What needs to be done:
Extract each line bearing the word "more".

Exercise input:
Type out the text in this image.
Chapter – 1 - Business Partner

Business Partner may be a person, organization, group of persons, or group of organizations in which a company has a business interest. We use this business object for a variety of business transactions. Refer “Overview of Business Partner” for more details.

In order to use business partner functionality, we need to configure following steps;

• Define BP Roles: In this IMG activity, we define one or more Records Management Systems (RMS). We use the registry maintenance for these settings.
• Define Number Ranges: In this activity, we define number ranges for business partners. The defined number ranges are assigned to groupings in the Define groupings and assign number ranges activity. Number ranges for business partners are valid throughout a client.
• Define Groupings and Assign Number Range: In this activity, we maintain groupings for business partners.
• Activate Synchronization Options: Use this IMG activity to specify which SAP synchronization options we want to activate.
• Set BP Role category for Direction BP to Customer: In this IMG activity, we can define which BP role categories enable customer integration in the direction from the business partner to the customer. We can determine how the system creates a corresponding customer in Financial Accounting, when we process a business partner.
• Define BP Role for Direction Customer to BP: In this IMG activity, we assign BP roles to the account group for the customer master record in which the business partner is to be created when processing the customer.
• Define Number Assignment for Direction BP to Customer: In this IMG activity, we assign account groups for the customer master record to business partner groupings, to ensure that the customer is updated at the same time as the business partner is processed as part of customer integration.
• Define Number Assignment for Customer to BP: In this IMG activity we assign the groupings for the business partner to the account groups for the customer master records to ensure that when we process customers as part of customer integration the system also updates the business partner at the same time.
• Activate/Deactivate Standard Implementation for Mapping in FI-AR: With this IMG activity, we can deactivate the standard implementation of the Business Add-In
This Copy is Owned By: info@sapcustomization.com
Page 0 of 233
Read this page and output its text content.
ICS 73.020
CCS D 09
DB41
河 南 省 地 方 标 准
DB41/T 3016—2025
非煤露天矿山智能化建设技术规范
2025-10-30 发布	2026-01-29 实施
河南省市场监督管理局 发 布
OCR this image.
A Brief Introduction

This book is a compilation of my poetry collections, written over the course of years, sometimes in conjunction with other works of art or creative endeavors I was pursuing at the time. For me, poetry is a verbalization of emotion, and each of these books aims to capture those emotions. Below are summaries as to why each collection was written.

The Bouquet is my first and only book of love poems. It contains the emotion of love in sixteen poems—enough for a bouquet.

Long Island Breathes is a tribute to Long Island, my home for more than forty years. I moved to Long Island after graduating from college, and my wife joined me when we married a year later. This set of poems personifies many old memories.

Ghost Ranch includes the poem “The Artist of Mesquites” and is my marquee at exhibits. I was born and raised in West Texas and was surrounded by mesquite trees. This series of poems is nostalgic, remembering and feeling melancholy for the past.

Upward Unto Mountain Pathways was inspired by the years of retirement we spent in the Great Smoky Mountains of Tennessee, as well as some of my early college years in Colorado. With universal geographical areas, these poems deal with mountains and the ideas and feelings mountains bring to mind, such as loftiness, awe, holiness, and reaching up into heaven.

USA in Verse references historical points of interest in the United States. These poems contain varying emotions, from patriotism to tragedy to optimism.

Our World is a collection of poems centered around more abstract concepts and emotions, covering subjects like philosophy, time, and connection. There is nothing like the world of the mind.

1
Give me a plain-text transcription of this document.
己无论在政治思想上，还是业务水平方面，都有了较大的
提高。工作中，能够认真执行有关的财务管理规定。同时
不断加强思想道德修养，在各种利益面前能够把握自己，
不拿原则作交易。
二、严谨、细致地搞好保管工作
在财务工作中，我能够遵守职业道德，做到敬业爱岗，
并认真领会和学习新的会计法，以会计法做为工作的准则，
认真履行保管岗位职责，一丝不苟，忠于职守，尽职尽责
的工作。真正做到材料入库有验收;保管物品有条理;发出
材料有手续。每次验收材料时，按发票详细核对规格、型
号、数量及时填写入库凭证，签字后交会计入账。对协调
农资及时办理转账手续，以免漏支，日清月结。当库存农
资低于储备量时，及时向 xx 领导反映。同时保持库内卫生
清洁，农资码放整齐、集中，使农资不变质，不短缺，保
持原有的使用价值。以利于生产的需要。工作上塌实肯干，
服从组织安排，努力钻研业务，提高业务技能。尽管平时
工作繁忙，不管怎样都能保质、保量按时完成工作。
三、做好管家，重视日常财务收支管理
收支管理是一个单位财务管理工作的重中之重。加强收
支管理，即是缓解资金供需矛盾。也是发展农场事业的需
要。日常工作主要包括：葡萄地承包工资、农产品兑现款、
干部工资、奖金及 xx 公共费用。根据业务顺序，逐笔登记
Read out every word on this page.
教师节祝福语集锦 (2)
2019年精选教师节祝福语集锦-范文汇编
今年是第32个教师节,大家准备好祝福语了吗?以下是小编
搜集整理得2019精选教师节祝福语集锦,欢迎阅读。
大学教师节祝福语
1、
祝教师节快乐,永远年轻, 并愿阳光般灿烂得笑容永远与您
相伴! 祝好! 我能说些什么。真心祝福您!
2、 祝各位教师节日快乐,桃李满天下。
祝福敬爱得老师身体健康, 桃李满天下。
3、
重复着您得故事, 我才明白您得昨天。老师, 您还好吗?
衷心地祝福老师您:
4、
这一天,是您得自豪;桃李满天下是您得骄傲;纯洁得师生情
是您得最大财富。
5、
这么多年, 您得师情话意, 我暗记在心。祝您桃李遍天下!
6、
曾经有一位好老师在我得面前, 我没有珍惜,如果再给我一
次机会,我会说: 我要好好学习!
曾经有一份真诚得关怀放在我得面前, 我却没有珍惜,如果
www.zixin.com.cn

The result:
Business Partner may be a person, organization, group of persons, or group of organizations in which a company has a business interest. We use this business object for a variety of business transactions. Refer “Overview of Business Partner” for more details.
• Define BP Roles: In this IMG activity, we define one or more Records Management Systems (RMS). We use the registry maintenance for these settings.
Long Island Breathes is a tribute to Long Island, my home for more than forty years. I moved to Long Island after graduating from college, and my wife joined me when we married a year later. This set of poems personifies many old memories.
Our World is a collection of poems centered around more abstract concepts and emotions, covering subjects like philosophy, time, and connection. There is nothing like the world of the mind.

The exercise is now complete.